## Exercise prompt
Copy each line of the records that holds the string "STRONG".

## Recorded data
§ §

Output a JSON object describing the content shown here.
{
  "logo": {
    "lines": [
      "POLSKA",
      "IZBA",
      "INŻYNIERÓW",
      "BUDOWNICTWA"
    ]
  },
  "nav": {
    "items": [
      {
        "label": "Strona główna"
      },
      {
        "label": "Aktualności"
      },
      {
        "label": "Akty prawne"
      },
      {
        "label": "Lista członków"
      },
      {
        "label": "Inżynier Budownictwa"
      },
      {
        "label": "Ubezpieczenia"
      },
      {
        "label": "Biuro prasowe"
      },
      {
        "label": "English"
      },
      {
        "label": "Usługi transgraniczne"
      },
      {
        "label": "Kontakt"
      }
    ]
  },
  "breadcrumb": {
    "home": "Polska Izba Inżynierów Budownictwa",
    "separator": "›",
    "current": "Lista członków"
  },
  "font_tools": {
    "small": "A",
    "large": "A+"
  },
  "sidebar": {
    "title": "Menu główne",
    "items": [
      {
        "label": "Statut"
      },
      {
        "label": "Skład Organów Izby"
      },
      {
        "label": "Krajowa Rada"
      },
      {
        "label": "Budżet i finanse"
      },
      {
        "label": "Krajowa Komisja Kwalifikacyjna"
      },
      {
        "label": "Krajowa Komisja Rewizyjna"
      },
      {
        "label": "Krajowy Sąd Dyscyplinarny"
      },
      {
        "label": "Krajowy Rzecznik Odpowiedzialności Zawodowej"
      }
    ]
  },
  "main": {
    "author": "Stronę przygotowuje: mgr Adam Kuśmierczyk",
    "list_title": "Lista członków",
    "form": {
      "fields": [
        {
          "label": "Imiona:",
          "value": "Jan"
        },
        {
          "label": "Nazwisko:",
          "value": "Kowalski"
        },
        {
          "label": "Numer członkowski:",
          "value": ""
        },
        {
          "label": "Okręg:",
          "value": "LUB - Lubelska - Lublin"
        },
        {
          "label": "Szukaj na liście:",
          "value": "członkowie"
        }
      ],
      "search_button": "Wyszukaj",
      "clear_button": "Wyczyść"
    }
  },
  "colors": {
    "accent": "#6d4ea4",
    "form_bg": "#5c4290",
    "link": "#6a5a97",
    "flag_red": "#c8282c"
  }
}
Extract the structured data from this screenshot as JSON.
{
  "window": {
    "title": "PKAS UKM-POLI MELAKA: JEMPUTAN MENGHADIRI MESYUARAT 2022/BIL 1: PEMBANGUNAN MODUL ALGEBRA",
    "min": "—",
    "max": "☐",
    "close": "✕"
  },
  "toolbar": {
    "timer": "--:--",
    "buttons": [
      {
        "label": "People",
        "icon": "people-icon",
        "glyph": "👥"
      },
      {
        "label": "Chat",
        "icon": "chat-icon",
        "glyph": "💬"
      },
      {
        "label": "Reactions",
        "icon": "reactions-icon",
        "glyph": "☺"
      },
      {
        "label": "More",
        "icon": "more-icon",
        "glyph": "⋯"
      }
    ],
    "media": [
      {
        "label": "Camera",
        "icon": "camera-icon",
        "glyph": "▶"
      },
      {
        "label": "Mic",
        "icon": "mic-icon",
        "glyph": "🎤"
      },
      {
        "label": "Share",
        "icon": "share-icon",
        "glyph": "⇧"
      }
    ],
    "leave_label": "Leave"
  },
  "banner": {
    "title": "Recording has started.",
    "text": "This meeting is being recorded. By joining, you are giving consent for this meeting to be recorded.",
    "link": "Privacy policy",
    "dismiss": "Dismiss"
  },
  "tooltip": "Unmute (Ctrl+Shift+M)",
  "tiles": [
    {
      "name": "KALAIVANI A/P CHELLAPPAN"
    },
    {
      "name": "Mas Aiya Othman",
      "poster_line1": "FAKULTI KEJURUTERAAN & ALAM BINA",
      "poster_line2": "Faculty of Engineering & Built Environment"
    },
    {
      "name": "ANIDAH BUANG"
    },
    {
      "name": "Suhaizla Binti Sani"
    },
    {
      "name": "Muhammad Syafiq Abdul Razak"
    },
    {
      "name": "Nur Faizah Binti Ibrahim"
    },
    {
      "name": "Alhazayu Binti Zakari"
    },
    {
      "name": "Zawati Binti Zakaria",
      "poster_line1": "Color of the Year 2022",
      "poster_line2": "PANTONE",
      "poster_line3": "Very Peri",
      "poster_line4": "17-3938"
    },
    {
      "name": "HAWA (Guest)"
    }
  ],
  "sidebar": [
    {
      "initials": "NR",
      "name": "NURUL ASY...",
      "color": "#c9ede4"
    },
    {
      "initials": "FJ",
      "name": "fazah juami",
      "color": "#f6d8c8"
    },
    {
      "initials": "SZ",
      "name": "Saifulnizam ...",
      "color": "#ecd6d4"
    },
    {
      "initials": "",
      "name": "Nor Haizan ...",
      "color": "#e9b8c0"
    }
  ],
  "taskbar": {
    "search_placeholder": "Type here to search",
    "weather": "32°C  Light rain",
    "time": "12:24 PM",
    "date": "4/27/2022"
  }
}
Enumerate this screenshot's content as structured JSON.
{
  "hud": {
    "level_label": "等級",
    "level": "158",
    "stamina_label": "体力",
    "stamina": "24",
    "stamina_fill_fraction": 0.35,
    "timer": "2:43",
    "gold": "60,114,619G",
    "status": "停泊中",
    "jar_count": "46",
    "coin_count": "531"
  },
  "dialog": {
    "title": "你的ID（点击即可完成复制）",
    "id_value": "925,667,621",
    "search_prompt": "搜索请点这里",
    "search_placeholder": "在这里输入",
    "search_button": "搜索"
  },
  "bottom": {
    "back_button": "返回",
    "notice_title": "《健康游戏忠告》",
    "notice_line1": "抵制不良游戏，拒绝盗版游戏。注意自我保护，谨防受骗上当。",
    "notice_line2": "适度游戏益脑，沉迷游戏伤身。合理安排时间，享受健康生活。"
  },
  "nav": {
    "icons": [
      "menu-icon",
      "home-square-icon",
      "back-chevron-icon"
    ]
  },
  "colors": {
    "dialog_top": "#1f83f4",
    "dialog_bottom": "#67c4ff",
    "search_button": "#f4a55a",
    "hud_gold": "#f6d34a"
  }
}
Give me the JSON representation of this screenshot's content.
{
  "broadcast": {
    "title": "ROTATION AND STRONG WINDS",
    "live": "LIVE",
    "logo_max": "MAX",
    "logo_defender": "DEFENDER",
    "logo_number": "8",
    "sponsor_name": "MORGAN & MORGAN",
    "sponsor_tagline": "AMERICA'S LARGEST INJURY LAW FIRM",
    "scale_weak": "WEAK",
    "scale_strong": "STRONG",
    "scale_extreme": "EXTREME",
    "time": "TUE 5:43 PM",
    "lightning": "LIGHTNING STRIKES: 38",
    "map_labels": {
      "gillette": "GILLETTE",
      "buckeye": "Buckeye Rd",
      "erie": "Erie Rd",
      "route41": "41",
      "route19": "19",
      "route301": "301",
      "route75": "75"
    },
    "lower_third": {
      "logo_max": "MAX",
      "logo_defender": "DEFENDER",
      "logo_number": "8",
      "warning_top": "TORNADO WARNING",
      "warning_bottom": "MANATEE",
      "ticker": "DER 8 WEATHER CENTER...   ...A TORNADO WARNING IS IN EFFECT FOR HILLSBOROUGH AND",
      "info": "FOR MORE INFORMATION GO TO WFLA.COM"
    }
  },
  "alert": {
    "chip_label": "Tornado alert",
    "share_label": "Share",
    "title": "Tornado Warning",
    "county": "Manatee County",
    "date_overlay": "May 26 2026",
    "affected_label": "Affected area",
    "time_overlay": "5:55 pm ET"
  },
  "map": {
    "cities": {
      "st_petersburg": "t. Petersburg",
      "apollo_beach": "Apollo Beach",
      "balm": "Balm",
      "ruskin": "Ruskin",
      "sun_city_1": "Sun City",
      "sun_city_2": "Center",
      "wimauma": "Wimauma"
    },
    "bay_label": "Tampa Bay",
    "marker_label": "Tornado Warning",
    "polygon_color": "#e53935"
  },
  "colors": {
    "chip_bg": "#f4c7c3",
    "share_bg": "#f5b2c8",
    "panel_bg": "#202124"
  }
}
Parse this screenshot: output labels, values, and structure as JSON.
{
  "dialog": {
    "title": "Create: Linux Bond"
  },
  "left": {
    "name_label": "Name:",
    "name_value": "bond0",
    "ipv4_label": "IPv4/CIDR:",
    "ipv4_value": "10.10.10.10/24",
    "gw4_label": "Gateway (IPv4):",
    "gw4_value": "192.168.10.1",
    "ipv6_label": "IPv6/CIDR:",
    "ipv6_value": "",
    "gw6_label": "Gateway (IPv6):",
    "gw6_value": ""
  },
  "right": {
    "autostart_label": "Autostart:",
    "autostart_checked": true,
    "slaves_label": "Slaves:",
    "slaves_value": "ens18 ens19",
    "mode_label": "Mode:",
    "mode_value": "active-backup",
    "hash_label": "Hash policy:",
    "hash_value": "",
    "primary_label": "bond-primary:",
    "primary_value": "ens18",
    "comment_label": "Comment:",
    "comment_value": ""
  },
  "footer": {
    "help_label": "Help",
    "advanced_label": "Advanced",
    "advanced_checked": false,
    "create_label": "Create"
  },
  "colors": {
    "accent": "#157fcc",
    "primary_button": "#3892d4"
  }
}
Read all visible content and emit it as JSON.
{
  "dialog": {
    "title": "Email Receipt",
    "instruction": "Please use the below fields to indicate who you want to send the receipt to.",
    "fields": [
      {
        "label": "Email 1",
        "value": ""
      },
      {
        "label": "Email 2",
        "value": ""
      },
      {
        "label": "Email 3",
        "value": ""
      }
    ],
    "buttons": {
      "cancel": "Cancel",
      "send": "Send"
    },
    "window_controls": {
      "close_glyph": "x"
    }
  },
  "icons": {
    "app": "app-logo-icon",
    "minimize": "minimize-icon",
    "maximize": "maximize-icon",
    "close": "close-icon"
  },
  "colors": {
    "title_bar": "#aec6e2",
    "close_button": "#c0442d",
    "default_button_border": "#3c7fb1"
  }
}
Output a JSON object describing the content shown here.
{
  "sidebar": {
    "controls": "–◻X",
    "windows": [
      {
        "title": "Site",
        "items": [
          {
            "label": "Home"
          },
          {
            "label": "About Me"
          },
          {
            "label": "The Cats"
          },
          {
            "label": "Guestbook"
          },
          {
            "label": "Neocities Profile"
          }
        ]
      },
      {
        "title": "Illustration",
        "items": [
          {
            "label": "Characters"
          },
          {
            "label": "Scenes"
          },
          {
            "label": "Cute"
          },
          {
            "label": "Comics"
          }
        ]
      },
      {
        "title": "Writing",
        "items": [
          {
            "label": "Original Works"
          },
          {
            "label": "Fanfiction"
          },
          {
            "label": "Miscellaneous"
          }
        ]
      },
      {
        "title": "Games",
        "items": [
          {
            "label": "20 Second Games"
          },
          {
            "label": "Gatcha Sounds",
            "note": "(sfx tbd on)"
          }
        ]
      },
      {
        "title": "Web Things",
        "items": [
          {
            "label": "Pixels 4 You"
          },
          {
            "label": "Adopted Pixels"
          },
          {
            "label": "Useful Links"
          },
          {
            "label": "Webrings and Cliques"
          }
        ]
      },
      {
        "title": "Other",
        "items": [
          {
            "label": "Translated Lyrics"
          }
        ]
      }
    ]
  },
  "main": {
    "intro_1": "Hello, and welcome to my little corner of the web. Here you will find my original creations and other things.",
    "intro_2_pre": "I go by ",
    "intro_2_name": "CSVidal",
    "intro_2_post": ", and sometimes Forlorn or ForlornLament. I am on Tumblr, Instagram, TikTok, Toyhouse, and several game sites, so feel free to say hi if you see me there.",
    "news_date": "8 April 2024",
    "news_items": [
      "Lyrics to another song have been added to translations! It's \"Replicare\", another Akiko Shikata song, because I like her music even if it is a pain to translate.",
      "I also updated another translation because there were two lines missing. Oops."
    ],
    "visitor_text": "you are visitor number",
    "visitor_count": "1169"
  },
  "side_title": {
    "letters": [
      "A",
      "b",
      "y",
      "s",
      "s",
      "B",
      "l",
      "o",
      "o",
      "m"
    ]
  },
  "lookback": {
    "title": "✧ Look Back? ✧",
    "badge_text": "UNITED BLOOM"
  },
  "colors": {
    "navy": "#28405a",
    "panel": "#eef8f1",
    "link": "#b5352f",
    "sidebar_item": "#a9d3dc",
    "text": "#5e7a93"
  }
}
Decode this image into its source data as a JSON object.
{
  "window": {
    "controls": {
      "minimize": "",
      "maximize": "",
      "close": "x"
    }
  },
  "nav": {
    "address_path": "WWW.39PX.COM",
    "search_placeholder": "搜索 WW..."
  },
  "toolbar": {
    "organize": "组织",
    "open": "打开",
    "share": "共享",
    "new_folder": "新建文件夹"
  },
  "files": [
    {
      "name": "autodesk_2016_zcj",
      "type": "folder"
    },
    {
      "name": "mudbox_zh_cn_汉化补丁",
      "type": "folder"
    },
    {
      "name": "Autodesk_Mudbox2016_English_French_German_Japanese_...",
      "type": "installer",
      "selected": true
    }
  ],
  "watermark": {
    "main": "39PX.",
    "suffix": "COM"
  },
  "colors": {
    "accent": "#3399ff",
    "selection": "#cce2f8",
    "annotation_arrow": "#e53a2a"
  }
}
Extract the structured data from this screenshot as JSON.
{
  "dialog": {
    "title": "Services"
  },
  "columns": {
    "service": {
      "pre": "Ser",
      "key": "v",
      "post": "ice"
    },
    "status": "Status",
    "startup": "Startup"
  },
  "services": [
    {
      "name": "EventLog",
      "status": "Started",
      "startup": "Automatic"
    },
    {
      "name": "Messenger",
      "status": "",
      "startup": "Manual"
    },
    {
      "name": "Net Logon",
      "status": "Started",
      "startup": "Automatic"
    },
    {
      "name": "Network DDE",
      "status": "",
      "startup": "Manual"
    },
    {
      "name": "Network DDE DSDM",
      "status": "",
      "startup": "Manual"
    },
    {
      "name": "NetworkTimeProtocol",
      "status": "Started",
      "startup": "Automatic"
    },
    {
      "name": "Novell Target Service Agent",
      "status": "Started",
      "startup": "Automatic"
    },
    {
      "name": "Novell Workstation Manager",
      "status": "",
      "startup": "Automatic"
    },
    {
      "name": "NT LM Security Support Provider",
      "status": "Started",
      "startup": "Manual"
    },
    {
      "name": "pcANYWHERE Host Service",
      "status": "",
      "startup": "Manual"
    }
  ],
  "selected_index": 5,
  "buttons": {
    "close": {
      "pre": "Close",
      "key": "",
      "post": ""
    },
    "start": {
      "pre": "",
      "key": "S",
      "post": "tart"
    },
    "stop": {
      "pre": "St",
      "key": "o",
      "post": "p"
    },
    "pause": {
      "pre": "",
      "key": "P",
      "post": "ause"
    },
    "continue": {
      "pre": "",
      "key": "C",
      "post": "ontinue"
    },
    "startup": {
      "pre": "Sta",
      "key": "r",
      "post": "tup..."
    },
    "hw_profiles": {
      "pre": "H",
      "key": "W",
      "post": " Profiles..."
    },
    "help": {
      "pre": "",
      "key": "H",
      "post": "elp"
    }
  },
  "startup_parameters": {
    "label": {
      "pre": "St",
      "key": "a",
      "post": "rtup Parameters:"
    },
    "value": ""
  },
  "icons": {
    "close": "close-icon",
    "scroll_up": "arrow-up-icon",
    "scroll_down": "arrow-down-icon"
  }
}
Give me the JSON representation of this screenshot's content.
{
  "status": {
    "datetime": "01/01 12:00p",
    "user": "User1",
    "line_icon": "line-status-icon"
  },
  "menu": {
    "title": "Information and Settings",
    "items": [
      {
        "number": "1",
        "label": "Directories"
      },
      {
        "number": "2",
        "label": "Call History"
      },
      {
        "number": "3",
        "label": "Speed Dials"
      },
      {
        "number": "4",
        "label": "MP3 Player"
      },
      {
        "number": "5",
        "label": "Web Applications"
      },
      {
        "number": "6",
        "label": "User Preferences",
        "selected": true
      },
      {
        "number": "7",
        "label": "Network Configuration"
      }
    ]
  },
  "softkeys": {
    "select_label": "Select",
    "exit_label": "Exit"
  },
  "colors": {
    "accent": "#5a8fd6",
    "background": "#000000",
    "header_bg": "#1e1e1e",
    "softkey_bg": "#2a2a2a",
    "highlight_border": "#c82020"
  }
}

§ §

## Solution below
    "title": "ROTATION AND STRONG WINDS",
    "scale_strong": "STRONG",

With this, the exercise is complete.